Work to do:
Pick out the lines in the listing below that contain the word "false" and copy them.

Listed entries:
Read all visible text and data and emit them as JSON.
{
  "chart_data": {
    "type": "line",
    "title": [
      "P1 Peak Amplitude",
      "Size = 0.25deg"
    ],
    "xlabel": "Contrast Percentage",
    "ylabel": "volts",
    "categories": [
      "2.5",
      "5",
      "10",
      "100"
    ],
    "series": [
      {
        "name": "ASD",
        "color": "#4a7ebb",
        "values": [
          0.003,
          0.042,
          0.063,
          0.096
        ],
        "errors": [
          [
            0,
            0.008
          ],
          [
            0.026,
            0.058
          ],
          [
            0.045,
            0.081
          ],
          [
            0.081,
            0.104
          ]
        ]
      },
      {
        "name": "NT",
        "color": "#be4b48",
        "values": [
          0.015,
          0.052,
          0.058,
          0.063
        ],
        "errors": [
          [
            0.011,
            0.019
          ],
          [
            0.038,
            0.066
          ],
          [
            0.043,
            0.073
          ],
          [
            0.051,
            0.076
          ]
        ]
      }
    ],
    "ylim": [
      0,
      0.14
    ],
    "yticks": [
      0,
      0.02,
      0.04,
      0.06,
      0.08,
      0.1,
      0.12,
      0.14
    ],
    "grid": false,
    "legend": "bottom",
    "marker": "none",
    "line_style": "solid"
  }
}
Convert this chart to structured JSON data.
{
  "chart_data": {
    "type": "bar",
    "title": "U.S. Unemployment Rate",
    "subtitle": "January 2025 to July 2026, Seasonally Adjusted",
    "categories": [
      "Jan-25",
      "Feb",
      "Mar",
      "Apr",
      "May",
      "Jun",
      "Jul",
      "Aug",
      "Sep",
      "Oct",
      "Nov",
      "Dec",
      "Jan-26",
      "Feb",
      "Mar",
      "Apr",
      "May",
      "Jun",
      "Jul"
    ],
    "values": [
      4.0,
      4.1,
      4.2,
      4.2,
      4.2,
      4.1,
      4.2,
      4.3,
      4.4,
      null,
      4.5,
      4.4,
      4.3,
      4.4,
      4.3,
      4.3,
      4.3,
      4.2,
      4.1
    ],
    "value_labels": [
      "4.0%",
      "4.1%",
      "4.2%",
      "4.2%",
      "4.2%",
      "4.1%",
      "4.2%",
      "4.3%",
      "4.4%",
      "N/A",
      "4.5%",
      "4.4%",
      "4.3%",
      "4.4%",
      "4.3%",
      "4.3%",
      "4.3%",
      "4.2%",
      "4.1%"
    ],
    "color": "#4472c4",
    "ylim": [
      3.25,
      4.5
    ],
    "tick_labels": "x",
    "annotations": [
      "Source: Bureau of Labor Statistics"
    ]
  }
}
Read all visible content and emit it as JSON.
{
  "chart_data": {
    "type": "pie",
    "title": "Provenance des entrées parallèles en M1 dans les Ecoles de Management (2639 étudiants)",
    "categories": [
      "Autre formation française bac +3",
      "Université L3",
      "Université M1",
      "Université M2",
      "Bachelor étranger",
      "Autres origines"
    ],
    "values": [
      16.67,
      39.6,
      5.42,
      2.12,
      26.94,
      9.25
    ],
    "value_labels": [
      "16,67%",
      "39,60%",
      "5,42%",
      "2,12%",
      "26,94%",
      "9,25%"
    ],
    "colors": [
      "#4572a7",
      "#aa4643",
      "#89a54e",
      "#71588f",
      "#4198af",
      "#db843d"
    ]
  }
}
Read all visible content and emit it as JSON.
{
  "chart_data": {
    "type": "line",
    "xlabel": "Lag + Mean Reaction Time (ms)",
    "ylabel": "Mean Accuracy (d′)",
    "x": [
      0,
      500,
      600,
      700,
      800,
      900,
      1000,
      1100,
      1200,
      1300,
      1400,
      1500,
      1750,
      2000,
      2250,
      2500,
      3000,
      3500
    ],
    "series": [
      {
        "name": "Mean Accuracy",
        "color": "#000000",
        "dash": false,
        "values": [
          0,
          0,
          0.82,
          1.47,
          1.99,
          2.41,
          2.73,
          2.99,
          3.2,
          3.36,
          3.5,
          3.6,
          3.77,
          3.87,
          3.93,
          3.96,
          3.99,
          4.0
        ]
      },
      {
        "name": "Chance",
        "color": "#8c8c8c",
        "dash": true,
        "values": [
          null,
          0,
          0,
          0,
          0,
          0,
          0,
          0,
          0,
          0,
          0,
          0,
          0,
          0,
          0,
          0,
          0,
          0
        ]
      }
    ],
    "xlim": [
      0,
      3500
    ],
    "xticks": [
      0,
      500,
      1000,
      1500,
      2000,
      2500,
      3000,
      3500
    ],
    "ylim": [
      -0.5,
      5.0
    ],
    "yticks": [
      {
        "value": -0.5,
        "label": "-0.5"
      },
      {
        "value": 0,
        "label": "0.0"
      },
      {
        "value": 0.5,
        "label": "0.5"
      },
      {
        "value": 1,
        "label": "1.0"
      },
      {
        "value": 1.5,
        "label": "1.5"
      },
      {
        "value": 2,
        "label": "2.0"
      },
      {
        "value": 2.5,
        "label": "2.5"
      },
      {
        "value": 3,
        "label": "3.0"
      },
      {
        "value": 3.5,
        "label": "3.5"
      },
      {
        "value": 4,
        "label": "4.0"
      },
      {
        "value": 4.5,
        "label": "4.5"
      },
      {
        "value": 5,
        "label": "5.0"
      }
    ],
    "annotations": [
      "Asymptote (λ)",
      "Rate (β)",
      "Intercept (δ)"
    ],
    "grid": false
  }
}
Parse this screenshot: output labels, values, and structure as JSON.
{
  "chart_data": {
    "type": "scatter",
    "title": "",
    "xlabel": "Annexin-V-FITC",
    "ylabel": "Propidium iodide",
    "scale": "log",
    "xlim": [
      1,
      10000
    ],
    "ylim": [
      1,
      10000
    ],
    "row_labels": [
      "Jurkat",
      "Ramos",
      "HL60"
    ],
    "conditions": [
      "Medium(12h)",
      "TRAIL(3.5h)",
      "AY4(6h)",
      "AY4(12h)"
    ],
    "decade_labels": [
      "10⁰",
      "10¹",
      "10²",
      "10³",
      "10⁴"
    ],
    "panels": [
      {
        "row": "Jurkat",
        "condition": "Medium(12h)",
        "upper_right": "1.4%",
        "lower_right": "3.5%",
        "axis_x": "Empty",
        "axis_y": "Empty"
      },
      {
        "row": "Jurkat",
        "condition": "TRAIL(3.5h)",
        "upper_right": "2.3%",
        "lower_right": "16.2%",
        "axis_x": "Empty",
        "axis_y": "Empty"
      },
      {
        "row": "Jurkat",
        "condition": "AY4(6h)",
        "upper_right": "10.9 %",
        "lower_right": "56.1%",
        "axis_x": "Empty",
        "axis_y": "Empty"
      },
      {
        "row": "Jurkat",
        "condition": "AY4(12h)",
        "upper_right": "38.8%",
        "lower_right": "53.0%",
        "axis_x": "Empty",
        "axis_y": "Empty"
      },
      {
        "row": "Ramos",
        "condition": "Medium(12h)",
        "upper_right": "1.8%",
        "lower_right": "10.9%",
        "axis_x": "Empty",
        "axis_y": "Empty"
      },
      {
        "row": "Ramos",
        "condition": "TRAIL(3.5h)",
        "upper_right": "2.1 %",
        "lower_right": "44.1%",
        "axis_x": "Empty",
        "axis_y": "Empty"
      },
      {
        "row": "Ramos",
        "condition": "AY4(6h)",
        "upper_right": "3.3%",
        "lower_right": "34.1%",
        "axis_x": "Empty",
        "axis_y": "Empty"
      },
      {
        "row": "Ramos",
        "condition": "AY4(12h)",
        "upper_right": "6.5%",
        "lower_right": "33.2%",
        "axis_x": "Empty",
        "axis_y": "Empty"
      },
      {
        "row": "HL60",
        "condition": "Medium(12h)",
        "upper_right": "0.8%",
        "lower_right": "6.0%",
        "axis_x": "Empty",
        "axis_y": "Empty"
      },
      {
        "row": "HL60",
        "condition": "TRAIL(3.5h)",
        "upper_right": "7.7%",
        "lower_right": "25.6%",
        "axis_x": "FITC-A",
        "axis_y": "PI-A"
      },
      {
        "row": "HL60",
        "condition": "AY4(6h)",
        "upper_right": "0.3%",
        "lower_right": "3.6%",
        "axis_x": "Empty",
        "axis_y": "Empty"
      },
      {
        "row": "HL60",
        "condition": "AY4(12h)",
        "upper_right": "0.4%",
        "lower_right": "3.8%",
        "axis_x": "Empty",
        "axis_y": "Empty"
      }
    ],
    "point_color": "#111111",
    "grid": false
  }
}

Finished exercise:
    "grid": false,
        "dash": false,
    "grid": false
    "grid": false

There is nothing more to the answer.